[Collected data entries]

▬▬▬▬▬▬

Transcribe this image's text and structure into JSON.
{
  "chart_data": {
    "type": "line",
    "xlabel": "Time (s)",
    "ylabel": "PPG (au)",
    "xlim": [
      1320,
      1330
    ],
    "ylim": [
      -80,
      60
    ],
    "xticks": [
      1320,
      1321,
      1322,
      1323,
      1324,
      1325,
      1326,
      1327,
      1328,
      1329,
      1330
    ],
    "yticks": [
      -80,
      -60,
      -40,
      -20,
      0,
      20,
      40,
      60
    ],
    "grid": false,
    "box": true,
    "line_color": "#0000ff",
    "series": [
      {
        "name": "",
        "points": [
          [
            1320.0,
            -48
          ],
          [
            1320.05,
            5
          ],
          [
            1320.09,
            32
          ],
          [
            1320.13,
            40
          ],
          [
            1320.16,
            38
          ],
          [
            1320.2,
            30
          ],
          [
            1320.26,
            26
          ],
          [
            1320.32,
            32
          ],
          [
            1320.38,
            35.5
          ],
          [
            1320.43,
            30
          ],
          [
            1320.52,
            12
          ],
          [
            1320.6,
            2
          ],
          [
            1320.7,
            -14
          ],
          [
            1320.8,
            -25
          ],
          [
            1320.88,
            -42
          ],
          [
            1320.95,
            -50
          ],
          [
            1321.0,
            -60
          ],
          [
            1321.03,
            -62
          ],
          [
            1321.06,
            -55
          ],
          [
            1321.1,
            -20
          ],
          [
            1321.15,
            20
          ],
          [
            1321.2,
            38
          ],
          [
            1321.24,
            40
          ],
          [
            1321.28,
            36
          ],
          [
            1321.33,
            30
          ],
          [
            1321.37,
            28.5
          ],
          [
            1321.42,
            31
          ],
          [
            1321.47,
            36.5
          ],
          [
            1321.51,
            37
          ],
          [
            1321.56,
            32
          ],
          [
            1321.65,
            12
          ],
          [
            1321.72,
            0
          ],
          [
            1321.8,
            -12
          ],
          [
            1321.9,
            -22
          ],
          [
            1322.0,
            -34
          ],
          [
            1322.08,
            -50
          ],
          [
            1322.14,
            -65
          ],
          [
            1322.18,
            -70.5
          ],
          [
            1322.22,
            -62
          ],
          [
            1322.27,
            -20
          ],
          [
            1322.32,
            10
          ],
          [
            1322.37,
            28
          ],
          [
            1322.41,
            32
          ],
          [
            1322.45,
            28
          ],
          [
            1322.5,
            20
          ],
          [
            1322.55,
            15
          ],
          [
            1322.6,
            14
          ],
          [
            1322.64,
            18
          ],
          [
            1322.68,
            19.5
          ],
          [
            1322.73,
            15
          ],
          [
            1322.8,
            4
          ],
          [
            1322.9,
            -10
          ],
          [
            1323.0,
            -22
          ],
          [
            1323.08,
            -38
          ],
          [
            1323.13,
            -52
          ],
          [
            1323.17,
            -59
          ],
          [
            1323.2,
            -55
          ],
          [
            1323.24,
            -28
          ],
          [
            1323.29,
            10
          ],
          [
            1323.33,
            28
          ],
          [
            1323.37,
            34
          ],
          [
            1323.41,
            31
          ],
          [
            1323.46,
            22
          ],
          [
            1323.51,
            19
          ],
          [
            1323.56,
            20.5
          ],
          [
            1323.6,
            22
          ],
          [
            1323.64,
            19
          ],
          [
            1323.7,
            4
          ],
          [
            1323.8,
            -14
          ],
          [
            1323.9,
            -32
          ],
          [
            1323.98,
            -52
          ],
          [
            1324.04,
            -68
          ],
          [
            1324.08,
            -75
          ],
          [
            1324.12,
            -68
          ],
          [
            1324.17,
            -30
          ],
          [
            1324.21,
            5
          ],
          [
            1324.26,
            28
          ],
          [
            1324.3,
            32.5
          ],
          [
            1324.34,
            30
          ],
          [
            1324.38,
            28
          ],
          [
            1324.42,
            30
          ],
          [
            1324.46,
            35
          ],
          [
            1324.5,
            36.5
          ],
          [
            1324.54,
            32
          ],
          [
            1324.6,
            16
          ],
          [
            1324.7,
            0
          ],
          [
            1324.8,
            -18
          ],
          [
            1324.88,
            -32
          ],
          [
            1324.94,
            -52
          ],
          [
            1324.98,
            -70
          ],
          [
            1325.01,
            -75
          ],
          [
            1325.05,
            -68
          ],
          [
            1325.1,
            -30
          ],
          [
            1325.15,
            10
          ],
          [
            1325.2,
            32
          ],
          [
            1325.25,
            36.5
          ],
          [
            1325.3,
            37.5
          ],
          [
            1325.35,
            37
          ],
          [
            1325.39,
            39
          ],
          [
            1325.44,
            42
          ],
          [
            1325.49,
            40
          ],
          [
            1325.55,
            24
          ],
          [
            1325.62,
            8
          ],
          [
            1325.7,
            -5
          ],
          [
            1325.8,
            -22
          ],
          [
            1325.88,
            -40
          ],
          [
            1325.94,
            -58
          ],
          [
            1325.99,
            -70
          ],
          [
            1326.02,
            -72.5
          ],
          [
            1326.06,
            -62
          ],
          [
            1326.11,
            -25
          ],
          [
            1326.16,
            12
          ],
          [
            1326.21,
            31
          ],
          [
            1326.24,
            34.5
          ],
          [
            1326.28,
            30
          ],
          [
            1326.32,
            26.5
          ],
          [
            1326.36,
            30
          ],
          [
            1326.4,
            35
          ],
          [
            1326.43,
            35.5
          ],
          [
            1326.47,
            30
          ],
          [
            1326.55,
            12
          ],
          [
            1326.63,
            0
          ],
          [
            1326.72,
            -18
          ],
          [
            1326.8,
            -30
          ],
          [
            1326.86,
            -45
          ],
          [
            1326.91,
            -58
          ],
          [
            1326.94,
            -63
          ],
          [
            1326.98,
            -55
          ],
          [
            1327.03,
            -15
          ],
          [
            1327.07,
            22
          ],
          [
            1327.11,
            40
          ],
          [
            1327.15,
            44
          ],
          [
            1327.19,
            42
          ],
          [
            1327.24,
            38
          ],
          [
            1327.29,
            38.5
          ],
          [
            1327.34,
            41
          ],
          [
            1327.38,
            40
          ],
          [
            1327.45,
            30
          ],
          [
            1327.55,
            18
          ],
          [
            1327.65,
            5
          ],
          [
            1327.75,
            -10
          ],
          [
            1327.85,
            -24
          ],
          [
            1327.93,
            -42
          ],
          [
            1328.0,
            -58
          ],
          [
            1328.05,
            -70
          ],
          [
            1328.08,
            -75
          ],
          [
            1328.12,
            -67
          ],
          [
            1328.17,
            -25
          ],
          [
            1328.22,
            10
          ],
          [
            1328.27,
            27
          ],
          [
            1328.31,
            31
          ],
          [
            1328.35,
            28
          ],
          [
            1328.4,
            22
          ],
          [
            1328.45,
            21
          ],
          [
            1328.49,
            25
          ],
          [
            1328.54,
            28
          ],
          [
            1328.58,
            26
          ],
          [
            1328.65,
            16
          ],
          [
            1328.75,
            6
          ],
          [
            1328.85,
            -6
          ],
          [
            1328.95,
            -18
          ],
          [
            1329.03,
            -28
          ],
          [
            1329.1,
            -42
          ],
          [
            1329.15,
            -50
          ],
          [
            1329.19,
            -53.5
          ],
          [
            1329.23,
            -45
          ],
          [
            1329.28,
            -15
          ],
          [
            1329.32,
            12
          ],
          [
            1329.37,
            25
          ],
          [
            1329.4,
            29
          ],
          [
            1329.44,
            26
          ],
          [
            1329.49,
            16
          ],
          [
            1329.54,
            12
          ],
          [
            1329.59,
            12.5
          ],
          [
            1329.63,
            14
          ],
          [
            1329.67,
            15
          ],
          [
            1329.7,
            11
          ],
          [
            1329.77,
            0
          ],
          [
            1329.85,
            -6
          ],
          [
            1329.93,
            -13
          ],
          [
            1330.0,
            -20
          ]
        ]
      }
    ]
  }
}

▬▬▬▬▬▬

Give all the records again. Match them exactly.

Transcribe this image's text and structure into JSON.
{
  "chart_data": {
    "type": "line",
    "xlabel": "Time (s)",
    "ylabel": "PPG (au)",
    "xlim": [
      1320,
      1330
    ],
    "ylim": [
      -80,
      60
    ],
    "xticks": [
      1320,
      1321,
      1322,
      1323,
      1324,
      1325,
      1326,
      1327,
      1328,
      1329,
      1330
    ],
    "yticks": [
      -80,
      -60,
      -40,
      -20,
      0,
      20,
      40,
      60
    ],
    "grid": false,
    "box": true,
    "line_color": "#0000ff",
    "series": [
      {
        "name": "",
        "points": [
          [
            1320.0,
            -48
          ],
          [
            1320.05,
            5
          ],
          [
            1320.09,
            32
          ],
          [
            1320.13,
            40
          ],
          [
            1320.16,
            38
          ],
          [
            1320.2,
            30
          ],
          [
            1320.26,
            26
          ],
          [
            1320.32,
            32
          ],
          [
            1320.38,
            35.5
          ],
          [
            1320.43,
            30
          ],
          [
            1320.52,
            12
          ],
          [
            1320.6,
            2
          ],
          [
            1320.7,
            -14
          ],
          [
            1320.8,
            -25
          ],
          [
            1320.88,
            -42
          ],
          [
            1320.95,
            -50
          ],
          [
            1321.0,
            -60
          ],
          [
            1321.03,
            -62
          ],
          [
            1321.06,
            -55
          ],
          [
            1321.1,
            -20
          ],
          [
            1321.15,
            20
          ],
          [
            1321.2,
            38
          ],
          [
            1321.24,
            40
          ],
          [
            1321.28,
            36
          ],
          [
            1321.33,
            30
          ],
          [
            1321.37,
            28.5
          ],
          [
            1321.42,
            31
          ],
          [
            1321.47,
            36.5
          ],
          [
            1321.51,
            37
          ],
          [
            1321.56,
            32
          ],
          [
            1321.65,
            12
          ],
          [
            1321.72,
            0
          ],
          [
            1321.8,
            -12
          ],
          [
            1321.9,
            -22
          ],
          [
            1322.0,
            -34
          ],
          [
            1322.08,
            -50
          ],
          [
            1322.14,
            -65
          ],
          [
            1322.18,
            -70.5
          ],
          [
            1322.22,
            -62
          ],
          [
            1322.27,
            -20
          ],
          [
            1322.32,
            10
          ],
          [
            1322.37,
            28
          ],
          [
            1322.41,
            32
          ],
          [
            1322.45,
            28
          ],
          [
            1322.5,
            20
          ],
          [
            1322.55,
            15
          ],
          [
            1322.6,
            14
          ],
          [
            1322.64,
            18
          ],
          [
            1322.68,
            19.5
          ],
          [
            1322.73,
            15
          ],
          [
            1322.8,
            4
          ],
          [
            1322.9,
            -10
          ],
          [
            1323.0,
            -22
          ],
          [
            1323.08,
            -38
          ],
          [
            1323.13,
            -52
          ],
          [
            1323.17,
            -59
          ],
          [
            1323.2,
            -55
          ],
          [
            1323.24,
            -28
          ],
          [
            1323.29,
            10
          ],
          [
            1323.33,
            28
          ],
          [
            1323.37,
            34
          ],
          [
            1323.41,
            31
          ],
          [
            1323.46,
            22
          ],
          [
            1323.51,
            19
          ],
          [
            1323.56,
            20.5
          ],
          [
            1323.6,
            22
          ],
          [
            1323.64,
            19
          ],
          [
            1323.7,
            4
          ],
          [
            1323.8,
            -14
          ],
          [
            1323.9,
            -32
          ],
          [
            1323.98,
            -52
          ],
          [
            1324.04,
            -68
          ],
          [
            1324.08,
            -75
          ],
          [
            1324.12,
            -68
          ],
          [
            1324.17,
            -30
          ],
          [
            1324.21,
            5
          ],
          [
            1324.26,
            28
          ],
          [
            1324.3,
            32.5
          ],
          [
            1324.34,
            30
          ],
          [
            1324.38,
            28
          ],
          [
            1324.42,
            30
          ],
          [
            1324.46,
            35
          ],
          [
            1324.5,
            36.5
          ],
          [
            1324.54,
            32
          ],
          [
            1324.6,
            16
          ],
          [
            1324.7,
            0
          ],
          [
            1324.8,
            -18
          ],
          [
            1324.88,
            -32
          ],
          [
            1324.94,
            -52
          ],
          [
            1324.98,
            -70
          ],
          [
            1325.01,
            -75
          ],
          [
            1325.05,
            -68
          ],
          [
            1325.1,
            -30
          ],
          [
            1325.15,
            10
          ],
          [
            1325.2,
            32
          ],
          [
            1325.25,
            36.5
          ],
          [
            1325.3,
            37.5
          ],
          [
            1325.35,
            37
          ],
          [
            1325.39,
            39
          ],
          [
            1325.44,
            42
          ],
          [
            1325.49,
            40
          ],
          [
            1325.55,
            24
          ],
          [
            1325.62,
            8
          ],
          [
            1325.7,
            -5
          ],
          [
            1325.8,
            -22
          ],
          [
            1325.88,
            -40
          ],
          [
            1325.94,
            -58
          ],
          [
            1325.99,
            -70
          ],
          [
            1326.02,
            -72.5
          ],
          [
            1326.06,
            -62
          ],
          [
            1326.11,
            -25
          ],
          [
            1326.16,
            12
          ],
          [
            1326.21,
            31
          ],
          [
            1326.24,
            34.5
          ],
          [
            1326.28,
            30
          ],
          [
            1326.32,
            26.5
          ],
          [
            1326.36,
            30
          ],
          [
            1326.4,
            35
          ],
          [
            1326.43,
            35.5
          ],
          [
            1326.47,
            30
          ],
          [
            1326.55,
            12
          ],
          [
            1326.63,
            0
          ],
          [
            1326.72,
            -18
          ],
          [
            1326.8,
            -30
          ],
          [
            1326.86,
            -45
          ],
          [
            1326.91,
            -58
          ],
          [
            1326.94,
            -63
          ],
          [
            1326.98,
            -55
          ],
          [
            1327.03,
            -15
          ],
          [
            1327.07,
            22
          ],
          [
            1327.11,
            40
          ],
          [
            1327.15,
            44
          ],
          [
            1327.19,
            42
          ],
          [
            1327.24,
            38
          ],
          [
            1327.29,
            38.5
          ],
          [
            1327.34,
            41
          ],
          [
            1327.38,
            40
          ],
          [
            1327.45,
            30
          ],
          [
            1327.55,
            18
          ],
          [
            1327.65,
            5
          ],
          [
            1327.75,
            -10
          ],
          [
            1327.85,
            -24
          ],
          [
            1327.93,
            -42
          ],
          [
            1328.0,
            -58
          ],
          [
            1328.05,
            -70
          ],
          [
            1328.08,
            -75
          ],
          [
            1328.12,
            -67
          ],
          [
            1328.17,
            -25
          ],
          [
            1328.22,
            10
          ],
          [
            1328.27,
            27
          ],
          [
            1328.31,
            31
          ],
          [
            1328.35,
            28
          ],
          [
            1328.4,
            22
          ],
          [
            1328.45,
            21
          ],
          [
            1328.49,
            25
          ],
          [
            1328.54,
            28
          ],
          [
            1328.58,
            26
          ],
          [
            1328.65,
            16
          ],
          [
            1328.75,
            6
          ],
          [
            1328.85,
            -6
          ],
          [
            1328.95,
            -18
          ],
          [
            1329.03,
            -28
          ],
          [
            1329.1,
            -42
          ],
          [
            1329.15,
            -50
          ],
          [
            1329.19,
            -53.5
          ],
          [
            1329.23,
            -45
          ],
          [
            1329.28,
            -15
          ],
          [
            1329.32,
            12
          ],
          [
            1329.37,
            25
          ],
          [
            1329.4,
            29
          ],
          [
            1329.44,
            26
          ],
          [
            1329.49,
            16
          ],
          [
            1329.54,
            12
          ],
          [
            1329.59,
            12.5
          ],
          [
            1329.63,
            14
          ],
          [
            1329.67,
            15
          ],
          [
            1329.7,
            11
          ],
          [
            1329.77,
            0
          ],
          [
            1329.85,
            -6
          ],
          [
            1329.93,
            -13
          ],
          [
            1330.0,
            -20
          ]
        ]
      }
    ]
  }
}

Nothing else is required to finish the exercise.